WHAT TO PRODUCE:
Count the lines containing "outcome" in the entries underneath, and state that count without anything else.

Stored data entries

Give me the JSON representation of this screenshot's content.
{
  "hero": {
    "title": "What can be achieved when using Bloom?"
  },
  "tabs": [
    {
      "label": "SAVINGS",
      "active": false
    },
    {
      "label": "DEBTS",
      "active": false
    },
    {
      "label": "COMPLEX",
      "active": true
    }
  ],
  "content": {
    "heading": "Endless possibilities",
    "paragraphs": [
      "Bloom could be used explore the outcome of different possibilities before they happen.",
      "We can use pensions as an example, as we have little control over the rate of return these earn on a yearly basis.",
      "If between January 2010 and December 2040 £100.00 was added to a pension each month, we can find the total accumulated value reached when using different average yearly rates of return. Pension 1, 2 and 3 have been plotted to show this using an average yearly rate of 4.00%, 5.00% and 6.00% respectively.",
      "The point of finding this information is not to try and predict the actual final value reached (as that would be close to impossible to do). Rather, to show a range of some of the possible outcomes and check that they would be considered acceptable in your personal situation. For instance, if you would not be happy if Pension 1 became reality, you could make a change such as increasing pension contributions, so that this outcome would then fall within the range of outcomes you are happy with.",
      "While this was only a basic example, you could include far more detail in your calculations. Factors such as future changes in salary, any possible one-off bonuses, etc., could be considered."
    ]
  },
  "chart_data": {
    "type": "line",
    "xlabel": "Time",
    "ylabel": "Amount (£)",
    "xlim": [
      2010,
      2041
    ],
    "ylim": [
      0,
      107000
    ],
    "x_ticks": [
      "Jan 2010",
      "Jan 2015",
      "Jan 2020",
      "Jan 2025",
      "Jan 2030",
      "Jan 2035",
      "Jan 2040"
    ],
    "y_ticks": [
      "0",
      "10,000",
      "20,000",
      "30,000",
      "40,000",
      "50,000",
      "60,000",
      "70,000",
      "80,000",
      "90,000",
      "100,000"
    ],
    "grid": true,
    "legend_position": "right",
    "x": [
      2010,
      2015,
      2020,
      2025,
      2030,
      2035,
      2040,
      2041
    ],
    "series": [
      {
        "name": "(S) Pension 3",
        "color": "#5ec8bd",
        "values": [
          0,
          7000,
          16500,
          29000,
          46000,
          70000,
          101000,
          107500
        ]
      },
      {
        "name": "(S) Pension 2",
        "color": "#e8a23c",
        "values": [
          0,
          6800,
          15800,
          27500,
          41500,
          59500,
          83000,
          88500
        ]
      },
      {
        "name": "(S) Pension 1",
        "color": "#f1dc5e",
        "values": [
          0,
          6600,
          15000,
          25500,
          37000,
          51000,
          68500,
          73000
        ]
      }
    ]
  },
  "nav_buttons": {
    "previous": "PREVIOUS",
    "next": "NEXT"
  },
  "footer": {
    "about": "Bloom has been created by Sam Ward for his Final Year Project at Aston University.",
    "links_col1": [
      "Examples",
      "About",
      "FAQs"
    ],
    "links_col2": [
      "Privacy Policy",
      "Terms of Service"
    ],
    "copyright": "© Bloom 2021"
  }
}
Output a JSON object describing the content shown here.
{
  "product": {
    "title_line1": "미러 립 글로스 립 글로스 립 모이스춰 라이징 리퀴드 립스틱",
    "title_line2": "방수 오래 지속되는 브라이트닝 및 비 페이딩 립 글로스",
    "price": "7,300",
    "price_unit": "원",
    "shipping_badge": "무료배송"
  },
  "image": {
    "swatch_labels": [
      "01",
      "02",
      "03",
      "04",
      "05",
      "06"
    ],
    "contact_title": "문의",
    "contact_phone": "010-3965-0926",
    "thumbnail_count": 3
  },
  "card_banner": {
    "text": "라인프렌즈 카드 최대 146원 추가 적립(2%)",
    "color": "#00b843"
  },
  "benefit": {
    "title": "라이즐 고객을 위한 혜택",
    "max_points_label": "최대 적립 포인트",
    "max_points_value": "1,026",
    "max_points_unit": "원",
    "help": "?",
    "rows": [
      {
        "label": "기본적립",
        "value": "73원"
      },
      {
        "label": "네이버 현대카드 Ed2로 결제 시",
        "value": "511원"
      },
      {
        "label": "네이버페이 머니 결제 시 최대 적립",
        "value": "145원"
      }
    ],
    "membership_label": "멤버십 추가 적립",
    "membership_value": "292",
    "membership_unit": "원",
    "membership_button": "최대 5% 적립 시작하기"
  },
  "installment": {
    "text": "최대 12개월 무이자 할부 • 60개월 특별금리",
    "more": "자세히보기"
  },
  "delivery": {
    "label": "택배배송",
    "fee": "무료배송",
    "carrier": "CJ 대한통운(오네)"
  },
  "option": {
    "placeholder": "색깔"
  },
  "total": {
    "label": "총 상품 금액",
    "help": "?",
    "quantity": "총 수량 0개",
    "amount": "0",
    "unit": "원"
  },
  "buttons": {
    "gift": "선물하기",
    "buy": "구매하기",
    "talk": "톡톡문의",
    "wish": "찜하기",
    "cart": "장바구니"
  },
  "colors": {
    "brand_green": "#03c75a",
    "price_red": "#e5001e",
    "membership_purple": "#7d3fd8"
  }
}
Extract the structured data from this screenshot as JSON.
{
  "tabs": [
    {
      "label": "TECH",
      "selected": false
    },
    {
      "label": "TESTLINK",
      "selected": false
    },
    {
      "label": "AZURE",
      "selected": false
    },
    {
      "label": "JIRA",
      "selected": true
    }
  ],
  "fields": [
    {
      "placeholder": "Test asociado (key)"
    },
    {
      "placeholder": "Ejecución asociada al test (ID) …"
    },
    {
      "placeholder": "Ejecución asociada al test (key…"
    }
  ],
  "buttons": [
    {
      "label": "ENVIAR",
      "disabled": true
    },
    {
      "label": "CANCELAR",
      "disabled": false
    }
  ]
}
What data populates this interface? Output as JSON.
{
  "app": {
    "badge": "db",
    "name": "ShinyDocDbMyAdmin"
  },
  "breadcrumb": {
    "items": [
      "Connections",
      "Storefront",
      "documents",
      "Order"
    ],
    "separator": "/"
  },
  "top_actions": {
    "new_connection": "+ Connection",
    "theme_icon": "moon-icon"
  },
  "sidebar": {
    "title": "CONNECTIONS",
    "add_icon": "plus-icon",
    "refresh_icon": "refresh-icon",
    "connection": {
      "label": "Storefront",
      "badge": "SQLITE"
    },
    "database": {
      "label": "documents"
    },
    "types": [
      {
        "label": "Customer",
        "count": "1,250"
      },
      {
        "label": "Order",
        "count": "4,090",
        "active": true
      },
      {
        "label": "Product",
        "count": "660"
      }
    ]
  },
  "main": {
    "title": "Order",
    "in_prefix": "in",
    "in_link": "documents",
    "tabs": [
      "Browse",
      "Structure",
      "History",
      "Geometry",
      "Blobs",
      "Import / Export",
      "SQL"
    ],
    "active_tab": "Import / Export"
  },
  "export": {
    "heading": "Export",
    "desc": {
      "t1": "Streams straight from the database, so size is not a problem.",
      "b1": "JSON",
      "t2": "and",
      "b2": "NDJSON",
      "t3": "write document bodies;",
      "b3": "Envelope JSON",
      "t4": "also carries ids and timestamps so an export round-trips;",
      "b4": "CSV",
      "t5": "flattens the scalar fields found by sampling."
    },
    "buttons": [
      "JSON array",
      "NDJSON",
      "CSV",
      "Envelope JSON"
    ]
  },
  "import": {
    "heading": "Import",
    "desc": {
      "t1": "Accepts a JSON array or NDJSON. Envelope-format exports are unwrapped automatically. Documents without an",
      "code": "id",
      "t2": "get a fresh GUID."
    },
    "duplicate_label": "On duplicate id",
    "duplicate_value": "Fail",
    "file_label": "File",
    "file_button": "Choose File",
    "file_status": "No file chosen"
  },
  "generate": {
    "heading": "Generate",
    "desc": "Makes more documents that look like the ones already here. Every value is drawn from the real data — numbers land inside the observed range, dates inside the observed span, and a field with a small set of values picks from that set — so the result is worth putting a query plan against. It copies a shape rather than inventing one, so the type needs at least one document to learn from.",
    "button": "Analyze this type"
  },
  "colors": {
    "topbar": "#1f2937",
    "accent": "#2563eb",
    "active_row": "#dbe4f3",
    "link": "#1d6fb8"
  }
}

OUTPUT FOR THIS EXERCISE:
2